§ Exercise
Copy out, from the entries below, each line holding the string "this".

═══ Data section

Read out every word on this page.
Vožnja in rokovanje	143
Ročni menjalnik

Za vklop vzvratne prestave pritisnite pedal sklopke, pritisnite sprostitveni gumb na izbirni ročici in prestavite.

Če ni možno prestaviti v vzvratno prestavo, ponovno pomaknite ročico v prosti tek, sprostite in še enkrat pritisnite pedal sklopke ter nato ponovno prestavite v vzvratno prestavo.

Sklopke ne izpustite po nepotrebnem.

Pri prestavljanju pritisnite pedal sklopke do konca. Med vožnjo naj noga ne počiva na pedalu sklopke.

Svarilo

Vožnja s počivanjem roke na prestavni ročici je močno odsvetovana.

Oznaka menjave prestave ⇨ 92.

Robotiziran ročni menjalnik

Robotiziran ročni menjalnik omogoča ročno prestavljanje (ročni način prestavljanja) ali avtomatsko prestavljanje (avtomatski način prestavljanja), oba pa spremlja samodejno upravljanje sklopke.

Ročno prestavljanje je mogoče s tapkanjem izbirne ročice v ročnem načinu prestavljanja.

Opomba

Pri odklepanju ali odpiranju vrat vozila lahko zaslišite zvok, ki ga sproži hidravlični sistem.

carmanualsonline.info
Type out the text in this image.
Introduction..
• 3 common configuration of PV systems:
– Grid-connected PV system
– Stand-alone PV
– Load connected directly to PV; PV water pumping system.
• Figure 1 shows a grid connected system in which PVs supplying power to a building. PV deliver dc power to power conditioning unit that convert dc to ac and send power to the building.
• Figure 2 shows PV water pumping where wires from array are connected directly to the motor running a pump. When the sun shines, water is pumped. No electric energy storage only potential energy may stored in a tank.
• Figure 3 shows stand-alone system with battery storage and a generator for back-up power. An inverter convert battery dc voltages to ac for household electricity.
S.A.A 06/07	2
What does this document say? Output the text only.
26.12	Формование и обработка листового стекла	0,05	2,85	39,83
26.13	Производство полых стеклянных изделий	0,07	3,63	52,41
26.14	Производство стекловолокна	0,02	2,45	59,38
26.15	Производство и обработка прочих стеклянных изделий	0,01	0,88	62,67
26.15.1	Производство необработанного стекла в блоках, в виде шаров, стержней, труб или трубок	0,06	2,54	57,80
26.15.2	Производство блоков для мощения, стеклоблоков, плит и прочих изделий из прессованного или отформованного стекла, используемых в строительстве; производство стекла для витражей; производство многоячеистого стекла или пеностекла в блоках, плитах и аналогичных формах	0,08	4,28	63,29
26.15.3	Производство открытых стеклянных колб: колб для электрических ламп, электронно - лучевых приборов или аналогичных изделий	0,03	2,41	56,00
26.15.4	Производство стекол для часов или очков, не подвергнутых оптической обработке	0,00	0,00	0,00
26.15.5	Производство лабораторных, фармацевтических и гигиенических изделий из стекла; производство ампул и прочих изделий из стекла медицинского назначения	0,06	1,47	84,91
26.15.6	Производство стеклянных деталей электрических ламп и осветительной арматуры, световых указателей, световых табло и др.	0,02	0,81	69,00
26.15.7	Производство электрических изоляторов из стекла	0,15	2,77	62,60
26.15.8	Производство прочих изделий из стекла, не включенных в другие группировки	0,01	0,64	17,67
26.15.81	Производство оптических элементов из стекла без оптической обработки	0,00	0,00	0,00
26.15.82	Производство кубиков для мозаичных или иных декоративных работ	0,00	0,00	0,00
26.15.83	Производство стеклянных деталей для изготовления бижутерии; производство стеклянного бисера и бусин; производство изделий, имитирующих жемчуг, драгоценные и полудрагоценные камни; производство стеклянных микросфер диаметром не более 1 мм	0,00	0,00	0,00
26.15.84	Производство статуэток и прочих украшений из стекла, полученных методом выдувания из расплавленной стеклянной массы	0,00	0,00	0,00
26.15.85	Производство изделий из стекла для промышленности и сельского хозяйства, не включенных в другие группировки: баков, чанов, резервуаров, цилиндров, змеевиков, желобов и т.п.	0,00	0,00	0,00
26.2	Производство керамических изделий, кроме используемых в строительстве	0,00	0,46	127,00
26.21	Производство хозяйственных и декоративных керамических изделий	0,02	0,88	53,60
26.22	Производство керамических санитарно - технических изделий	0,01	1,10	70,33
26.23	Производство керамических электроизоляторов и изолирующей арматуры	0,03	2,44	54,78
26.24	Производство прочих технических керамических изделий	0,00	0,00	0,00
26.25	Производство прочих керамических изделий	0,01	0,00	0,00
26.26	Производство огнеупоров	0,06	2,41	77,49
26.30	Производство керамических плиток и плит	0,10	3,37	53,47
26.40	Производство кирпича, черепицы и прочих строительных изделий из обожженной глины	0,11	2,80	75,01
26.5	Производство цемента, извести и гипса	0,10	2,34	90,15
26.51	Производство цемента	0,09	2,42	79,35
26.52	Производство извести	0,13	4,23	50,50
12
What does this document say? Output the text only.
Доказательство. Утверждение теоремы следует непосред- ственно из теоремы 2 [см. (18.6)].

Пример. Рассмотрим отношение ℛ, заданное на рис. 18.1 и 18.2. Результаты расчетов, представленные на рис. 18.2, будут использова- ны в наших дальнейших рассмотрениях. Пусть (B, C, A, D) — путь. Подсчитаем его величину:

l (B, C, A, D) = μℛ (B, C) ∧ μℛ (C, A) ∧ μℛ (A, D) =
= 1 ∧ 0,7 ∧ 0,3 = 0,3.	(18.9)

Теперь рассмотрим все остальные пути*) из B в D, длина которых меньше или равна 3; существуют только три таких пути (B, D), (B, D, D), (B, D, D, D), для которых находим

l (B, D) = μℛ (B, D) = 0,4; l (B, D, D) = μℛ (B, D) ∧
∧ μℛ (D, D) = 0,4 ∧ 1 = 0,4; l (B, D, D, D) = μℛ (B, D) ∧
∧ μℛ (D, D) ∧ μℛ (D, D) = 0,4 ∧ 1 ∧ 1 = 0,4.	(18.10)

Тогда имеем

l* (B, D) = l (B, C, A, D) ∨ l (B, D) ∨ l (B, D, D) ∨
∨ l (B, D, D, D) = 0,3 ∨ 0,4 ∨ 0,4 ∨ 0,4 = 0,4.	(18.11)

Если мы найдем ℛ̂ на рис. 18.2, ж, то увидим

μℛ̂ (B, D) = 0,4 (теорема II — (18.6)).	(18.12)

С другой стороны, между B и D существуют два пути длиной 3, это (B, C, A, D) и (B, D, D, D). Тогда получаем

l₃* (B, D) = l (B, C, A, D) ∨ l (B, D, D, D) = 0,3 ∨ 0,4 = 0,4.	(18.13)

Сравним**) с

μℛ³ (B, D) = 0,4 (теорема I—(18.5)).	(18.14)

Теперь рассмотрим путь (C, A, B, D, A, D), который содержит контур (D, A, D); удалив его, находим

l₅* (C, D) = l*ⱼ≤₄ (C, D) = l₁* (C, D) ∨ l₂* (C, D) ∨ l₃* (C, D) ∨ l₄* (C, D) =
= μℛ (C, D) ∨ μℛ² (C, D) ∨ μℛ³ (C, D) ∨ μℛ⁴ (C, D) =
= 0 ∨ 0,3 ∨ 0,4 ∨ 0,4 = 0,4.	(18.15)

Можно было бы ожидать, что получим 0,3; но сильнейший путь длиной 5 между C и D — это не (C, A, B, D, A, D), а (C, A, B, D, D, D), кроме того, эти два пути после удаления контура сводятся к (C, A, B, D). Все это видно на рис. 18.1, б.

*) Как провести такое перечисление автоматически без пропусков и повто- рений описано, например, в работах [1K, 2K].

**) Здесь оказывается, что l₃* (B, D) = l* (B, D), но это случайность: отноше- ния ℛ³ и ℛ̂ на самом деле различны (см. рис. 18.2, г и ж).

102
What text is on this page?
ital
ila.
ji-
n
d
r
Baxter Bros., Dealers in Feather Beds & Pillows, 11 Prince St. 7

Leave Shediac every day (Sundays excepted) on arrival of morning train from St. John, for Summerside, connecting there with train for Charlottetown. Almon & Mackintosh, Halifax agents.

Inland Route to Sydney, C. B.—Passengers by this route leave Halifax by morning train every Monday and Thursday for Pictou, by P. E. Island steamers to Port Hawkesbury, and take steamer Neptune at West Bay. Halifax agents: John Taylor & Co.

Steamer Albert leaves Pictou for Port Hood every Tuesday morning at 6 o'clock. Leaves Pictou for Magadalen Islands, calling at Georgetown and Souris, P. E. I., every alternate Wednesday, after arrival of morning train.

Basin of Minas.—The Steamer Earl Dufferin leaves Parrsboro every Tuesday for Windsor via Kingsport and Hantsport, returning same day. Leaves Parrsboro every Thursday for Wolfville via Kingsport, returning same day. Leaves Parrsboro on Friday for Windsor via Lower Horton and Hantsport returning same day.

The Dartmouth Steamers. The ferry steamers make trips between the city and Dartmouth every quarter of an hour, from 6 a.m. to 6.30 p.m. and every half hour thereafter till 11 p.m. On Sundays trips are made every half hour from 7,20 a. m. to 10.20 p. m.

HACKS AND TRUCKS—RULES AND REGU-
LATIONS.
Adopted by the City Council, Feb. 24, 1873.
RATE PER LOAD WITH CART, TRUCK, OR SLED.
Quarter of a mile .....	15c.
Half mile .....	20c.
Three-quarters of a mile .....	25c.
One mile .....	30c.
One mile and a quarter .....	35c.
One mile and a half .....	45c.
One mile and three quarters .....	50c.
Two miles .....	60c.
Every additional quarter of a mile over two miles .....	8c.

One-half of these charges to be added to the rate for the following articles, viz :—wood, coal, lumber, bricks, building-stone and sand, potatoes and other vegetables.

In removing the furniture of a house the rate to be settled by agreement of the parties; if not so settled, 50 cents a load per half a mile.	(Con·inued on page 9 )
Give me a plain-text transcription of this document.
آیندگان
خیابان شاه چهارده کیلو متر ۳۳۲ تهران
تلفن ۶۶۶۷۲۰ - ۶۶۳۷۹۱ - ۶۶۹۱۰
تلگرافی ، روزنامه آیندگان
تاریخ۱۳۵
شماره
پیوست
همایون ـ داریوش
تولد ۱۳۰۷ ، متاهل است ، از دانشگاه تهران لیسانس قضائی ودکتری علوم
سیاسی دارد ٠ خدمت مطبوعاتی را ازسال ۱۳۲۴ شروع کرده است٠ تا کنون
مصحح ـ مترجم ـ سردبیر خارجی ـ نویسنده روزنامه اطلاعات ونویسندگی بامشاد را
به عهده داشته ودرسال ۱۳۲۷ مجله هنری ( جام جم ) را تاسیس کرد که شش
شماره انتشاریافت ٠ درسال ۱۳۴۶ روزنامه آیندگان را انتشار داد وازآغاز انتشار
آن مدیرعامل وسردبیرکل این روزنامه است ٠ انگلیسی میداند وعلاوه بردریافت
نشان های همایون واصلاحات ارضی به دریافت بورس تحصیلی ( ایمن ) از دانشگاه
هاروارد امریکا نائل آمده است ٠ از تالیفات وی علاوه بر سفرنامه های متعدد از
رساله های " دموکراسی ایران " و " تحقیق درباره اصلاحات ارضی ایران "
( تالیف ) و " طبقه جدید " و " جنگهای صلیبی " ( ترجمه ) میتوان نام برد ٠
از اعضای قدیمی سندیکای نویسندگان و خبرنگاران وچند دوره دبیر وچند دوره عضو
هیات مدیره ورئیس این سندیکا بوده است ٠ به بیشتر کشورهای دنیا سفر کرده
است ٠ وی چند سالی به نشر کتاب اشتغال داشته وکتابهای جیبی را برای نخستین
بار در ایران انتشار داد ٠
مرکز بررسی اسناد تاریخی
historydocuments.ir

══════

§ Solution to the problem
Read out every word on this page.
Type out the text in this image.
What does this document say? Output the text only.
What does this document say? Output the text only.
What text is on this page?
Inland Route to Sydney, C. B.—Passengers by this route leave Halifax by morning train every Monday and Thursday for Pictou, by P. E. Island steamers to Port Hawkesbury, and take steamer Neptune at West Bay. Halifax agents: John Taylor & Co.
Give me a plain-text transcription of this document.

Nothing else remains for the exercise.